What the exercise asks:
Output the data exactly, with every line intact.

>> BEGIN Input material

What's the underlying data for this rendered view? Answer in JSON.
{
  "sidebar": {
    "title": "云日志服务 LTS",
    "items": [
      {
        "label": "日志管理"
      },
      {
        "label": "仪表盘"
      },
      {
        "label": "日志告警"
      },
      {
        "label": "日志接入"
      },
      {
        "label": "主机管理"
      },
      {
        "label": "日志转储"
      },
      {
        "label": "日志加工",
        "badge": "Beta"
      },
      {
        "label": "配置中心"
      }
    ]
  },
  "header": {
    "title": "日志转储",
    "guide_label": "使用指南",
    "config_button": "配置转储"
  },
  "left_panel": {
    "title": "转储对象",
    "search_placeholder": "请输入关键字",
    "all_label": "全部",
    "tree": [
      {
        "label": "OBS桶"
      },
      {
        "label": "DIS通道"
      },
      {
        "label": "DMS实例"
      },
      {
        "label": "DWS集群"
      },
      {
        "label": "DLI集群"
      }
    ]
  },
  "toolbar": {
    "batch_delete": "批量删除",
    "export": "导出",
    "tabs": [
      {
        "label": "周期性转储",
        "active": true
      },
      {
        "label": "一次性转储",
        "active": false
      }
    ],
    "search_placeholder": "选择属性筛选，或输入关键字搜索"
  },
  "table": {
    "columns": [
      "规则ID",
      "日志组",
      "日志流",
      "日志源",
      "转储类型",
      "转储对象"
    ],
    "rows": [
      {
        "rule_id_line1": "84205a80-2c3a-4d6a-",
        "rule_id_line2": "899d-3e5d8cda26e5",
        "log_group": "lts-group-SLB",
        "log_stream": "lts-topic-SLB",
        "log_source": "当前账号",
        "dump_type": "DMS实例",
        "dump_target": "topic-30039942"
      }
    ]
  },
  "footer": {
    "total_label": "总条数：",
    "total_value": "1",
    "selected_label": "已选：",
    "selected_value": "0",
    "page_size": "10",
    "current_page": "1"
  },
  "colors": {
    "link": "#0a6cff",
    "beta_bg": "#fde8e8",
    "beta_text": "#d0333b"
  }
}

>> END Input material

Written answer:
What's the underlying data for this rendered view? Answer in JSON.
{
  "sidebar": {
    "title": "云日志服务 LTS",
    "items": [
      {
        "label": "日志管理"
      },
      {
        "label": "仪表盘"
      },
      {
        "label": "日志告警"
      },
      {
        "label": "日志接入"
      },
      {
        "label": "主机管理"
      },
      {
        "label": "日志转储"
      },
      {
        "label": "日志加工",
        "badge": "Beta"
      },
      {
        "label": "配置中心"
      }
    ]
  },
  "header": {
    "title": "日志转储",
    "guide_label": "使用指南",
    "config_button": "配置转储"
  },
  "left_panel": {
    "title": "转储对象",
    "search_placeholder": "请输入关键字",
    "all_label": "全部",
    "tree": [
      {
        "label": "OBS桶"
      },
      {
        "label": "DIS通道"
      },
      {
        "label": "DMS实例"
      },
      {
        "label": "DWS集群"
      },
      {
        "label": "DLI集群"
      }
    ]
  },
  "toolbar": {
    "batch_delete": "批量删除",
    "export": "导出",
    "tabs": [
      {
        "label": "周期性转储",
        "active": true
      },
      {
        "label": "一次性转储",
        "active": false
      }
    ],
    "search_placeholder": "选择属性筛选，或输入关键字搜索"
  },
  "table": {
    "columns": [
      "规则ID",
      "日志组",
      "日志流",
      "日志源",
      "转储类型",
      "转储对象"
    ],
    "rows": [
      {
        "rule_id_line1": "84205a80-2c3a-4d6a-",
        "rule_id_line2": "899d-3e5d8cda26e5",
        "log_group": "lts-group-SLB",
        "log_stream": "lts-topic-SLB",
        "log_source": "当前账号",
        "dump_type": "DMS实例",
        "dump_target": "topic-30039942"
      }
    ]
  },
  "footer": {
    "total_label": "总条数：",
    "total_value": "1",
    "selected_label": "已选：",
    "selected_value": "0",
    "page_size": "10",
    "current_page": "1"
  },
  "colors": {
    "link": "#0a6cff",
    "beta_bg": "#fde8e8",
    "beta_text": "#d0333b"
  }
}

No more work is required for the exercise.